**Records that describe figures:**

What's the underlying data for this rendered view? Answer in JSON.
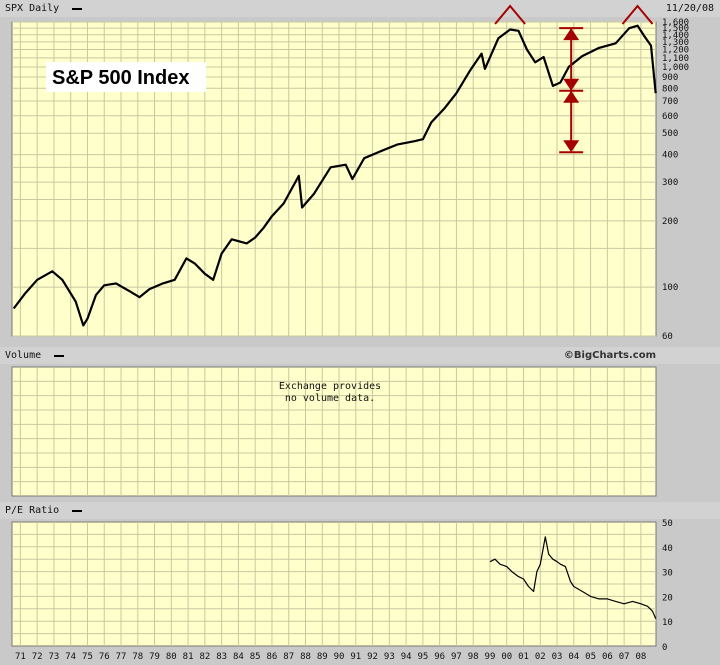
{
  "price_panel": {
    "title": "SPX Daily",
    "date": "11/20/08",
    "annotation": "S&P 500 Index"
  },
  "volume_panel": {
    "title": "Volume",
    "credit": "©BigCharts.com",
    "message_line1": "Exchange provides",
    "message_line2": "no volume data."
  },
  "pe_panel": {
    "title": "P/E Ratio"
  },
  "colors": {
    "grid_bg": "#ffffcc",
    "grid_line": "#c8c8a0",
    "marker": "#a50000",
    "line": "#000000"
  },
  "chart_data": [
    {
      "type": "line",
      "title": "SPX Daily",
      "yscale": "log",
      "y_ticks": [
        60,
        100,
        200,
        300,
        400,
        500,
        600,
        700,
        800,
        900,
        1000,
        1100,
        1200,
        1300,
        1400,
        1500,
        1600
      ],
      "y_tick_labels": [
        "60",
        "100",
        "200",
        "300",
        "400",
        "500",
        "600",
        "700",
        "800",
        "900",
        "1,000",
        "1,100",
        "1,200",
        "1,300",
        "1,400",
        "1,500",
        "1,600"
      ],
      "ylim": [
        60,
        1600
      ],
      "x": [
        1970.6,
        1971.3,
        1972.0,
        1972.9,
        1973.5,
        1974.3,
        1974.75,
        1975.0,
        1975.5,
        1976.0,
        1976.7,
        1977.5,
        1978.1,
        1978.7,
        1979.5,
        1980.2,
        1980.9,
        1981.4,
        1982.0,
        1982.5,
        1983.0,
        1983.6,
        1984.5,
        1985.0,
        1985.5,
        1986.0,
        1986.7,
        1987.6,
        1987.8,
        1988.5,
        1989.5,
        1990.4,
        1990.8,
        1991.5,
        1992.5,
        1993.5,
        1994.5,
        1995.0,
        1995.5,
        1996.3,
        1997.0,
        1997.8,
        1998.5,
        1998.7,
        1999.5,
        2000.2,
        2000.7,
        2001.2,
        2001.7,
        2002.2,
        2002.75,
        2003.2,
        2003.7,
        2004.5,
        2005.5,
        2006.5,
        2007.3,
        2007.8,
        2008.2,
        2008.6,
        2008.88
      ],
      "series": [
        {
          "values": [
            80,
            94,
            108,
            118,
            108,
            86,
            67,
            72,
            92,
            102,
            104,
            96,
            90,
            98,
            104,
            108,
            135,
            128,
            115,
            108,
            142,
            165,
            158,
            168,
            186,
            210,
            240,
            320,
            230,
            265,
            350,
            360,
            310,
            385,
            415,
            445,
            460,
            470,
            560,
            650,
            760,
            960,
            1150,
            980,
            1350,
            1480,
            1460,
            1200,
            1050,
            1110,
            820,
            850,
            1000,
            1120,
            1220,
            1280,
            1500,
            1540,
            1380,
            1250,
            760
          ]
        }
      ]
    },
    {
      "type": "bar",
      "title": "Volume",
      "categories": [],
      "values": []
    },
    {
      "type": "line",
      "title": "P/E Ratio",
      "ylim": [
        0,
        50
      ],
      "y_ticks": [
        0,
        10,
        20,
        30,
        40,
        50
      ],
      "x": [
        1999.0,
        1999.3,
        1999.6,
        2000.0,
        2000.3,
        2000.7,
        2001.0,
        2001.3,
        2001.6,
        2001.8,
        2002.0,
        2002.3,
        2002.5,
        2002.75,
        2003.0,
        2003.2,
        2003.5,
        2003.8,
        2004.0,
        2004.5,
        2005.0,
        2005.5,
        2006.0,
        2006.5,
        2007.0,
        2007.5,
        2008.0,
        2008.4,
        2008.7,
        2008.88
      ],
      "series": [
        {
          "values": [
            34,
            35,
            33,
            32,
            30,
            28,
            27,
            24,
            22,
            30,
            33,
            44,
            37,
            35,
            34,
            33,
            32,
            26,
            24,
            22,
            20,
            19,
            19,
            18,
            17,
            18,
            17,
            16,
            14,
            11
          ]
        }
      ]
    }
  ],
  "x_axis_labels": [
    "71",
    "72",
    "73",
    "74",
    "75",
    "76",
    "77",
    "78",
    "79",
    "80",
    "81",
    "82",
    "83",
    "84",
    "85",
    "86",
    "87",
    "88",
    "89",
    "90",
    "91",
    "92",
    "93",
    "94",
    "95",
    "96",
    "97",
    "98",
    "99",
    "00",
    "01",
    "02",
    "03",
    "04",
    "05",
    "06",
    "07",
    "08"
  ]
}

**BRIEF:** Pull out every line containing "title".

**OUTPUT OF THE TASK:**
    "title": "SPX Daily",
    "title": "Volume",
    "title": "P/E Ratio"
      "title": "SPX Daily",
      "title": "Volume",
      "title": "P/E Ratio",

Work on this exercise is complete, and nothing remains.